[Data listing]
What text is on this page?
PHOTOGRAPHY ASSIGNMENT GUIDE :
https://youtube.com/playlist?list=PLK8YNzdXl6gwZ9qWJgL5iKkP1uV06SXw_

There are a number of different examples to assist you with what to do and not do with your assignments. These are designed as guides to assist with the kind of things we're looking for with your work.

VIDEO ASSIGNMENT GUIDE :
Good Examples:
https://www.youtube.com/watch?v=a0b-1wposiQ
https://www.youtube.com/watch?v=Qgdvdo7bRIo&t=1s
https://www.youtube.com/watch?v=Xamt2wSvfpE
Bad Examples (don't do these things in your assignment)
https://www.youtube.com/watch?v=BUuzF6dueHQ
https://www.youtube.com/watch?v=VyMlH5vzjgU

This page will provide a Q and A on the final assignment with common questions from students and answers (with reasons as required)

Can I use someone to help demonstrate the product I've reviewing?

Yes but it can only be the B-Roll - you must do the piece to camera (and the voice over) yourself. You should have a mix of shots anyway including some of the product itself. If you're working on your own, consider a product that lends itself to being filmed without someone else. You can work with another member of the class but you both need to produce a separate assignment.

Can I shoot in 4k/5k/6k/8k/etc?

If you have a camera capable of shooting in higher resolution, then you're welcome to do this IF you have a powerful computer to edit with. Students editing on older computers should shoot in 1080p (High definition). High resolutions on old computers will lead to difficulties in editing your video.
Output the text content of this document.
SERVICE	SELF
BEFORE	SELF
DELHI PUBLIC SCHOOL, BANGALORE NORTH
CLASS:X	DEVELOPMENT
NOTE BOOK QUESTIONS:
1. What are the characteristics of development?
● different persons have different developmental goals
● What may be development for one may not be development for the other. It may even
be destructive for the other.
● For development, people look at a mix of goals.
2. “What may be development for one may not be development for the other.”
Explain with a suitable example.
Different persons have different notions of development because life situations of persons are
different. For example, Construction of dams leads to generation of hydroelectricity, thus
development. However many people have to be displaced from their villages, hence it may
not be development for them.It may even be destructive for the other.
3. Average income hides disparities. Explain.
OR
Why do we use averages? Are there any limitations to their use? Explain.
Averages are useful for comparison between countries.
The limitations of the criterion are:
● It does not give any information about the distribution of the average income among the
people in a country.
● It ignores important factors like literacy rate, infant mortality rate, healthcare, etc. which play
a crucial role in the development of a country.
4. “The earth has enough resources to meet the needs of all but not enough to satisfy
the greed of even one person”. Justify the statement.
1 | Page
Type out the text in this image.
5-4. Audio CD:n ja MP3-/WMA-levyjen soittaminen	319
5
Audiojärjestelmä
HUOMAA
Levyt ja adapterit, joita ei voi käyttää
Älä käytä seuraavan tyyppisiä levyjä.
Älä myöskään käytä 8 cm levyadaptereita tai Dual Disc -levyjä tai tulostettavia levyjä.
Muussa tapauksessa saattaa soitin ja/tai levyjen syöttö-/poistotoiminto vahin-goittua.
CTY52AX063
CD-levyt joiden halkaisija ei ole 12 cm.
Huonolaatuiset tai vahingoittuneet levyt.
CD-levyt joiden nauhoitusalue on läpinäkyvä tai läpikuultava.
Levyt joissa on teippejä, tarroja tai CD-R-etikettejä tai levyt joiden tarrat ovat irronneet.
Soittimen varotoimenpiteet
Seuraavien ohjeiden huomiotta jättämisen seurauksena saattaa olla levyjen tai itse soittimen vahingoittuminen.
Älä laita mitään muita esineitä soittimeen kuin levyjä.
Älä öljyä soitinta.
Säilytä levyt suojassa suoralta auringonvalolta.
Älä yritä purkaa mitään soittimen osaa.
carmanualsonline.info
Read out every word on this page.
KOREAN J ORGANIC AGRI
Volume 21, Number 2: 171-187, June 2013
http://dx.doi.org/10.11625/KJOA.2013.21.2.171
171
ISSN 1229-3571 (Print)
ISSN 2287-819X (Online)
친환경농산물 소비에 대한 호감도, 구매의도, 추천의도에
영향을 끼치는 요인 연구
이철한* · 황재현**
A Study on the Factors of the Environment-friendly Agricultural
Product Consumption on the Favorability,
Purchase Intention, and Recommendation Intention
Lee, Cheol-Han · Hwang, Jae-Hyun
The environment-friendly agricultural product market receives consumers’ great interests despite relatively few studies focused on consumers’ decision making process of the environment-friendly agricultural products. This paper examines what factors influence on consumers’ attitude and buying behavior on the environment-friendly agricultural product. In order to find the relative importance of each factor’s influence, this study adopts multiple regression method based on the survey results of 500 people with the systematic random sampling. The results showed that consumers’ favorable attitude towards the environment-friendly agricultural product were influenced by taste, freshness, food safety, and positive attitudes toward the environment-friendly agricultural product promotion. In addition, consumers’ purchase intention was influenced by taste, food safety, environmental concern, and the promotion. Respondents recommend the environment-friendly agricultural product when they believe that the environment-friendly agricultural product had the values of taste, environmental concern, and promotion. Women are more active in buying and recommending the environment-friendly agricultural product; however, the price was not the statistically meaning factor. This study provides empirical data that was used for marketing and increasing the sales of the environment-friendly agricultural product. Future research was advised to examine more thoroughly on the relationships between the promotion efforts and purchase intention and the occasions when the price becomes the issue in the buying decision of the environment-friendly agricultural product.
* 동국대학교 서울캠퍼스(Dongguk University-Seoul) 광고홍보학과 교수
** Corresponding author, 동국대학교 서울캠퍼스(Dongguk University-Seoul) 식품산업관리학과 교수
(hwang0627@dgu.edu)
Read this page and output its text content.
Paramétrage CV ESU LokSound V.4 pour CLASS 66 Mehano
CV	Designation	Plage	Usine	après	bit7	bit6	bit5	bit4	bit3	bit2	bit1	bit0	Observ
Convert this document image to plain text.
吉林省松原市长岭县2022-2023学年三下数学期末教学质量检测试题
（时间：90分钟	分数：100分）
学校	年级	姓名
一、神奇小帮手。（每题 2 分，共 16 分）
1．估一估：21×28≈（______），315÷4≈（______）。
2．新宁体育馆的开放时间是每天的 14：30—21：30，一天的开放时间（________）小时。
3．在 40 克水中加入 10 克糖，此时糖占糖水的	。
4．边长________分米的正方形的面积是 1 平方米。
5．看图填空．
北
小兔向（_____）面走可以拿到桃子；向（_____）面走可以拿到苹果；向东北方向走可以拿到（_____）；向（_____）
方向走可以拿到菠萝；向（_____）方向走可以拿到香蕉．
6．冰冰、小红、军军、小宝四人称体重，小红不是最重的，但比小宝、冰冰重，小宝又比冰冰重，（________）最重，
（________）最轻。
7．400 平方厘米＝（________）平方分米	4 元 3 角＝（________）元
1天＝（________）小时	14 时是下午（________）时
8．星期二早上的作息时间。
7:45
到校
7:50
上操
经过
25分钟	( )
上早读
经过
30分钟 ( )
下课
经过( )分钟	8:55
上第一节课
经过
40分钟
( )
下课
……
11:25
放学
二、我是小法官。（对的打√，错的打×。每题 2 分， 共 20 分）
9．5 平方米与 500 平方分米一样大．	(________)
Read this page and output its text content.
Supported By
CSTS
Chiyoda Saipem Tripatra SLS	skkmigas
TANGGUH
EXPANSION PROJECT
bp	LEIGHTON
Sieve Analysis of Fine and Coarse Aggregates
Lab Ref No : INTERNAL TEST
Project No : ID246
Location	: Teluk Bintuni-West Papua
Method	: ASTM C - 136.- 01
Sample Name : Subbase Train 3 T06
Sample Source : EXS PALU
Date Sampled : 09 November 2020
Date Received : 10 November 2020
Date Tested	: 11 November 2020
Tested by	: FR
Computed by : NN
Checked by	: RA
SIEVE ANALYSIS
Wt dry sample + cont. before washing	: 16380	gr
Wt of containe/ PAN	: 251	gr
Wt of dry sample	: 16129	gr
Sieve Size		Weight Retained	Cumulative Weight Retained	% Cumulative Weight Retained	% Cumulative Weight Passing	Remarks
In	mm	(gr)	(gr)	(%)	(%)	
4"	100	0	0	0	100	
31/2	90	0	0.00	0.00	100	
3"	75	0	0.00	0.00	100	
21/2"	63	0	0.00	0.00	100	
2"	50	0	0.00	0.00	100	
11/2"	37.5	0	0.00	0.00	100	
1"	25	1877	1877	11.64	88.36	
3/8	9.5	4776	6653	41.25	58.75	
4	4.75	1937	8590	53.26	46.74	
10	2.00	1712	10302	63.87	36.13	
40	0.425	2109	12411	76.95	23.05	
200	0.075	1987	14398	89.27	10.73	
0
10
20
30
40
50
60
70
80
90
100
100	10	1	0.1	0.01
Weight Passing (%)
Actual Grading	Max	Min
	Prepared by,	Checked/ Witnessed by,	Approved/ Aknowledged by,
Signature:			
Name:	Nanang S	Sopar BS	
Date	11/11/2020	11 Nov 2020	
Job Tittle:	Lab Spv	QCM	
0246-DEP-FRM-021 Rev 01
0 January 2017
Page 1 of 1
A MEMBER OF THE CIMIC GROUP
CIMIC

**Exercise instructions**
Search the entries for the word "November", then list each line that holds it.

**Final result**
Date Sampled : 09 November 2020
Date Received : 10 November 2020
Date Tested	: 11 November 2020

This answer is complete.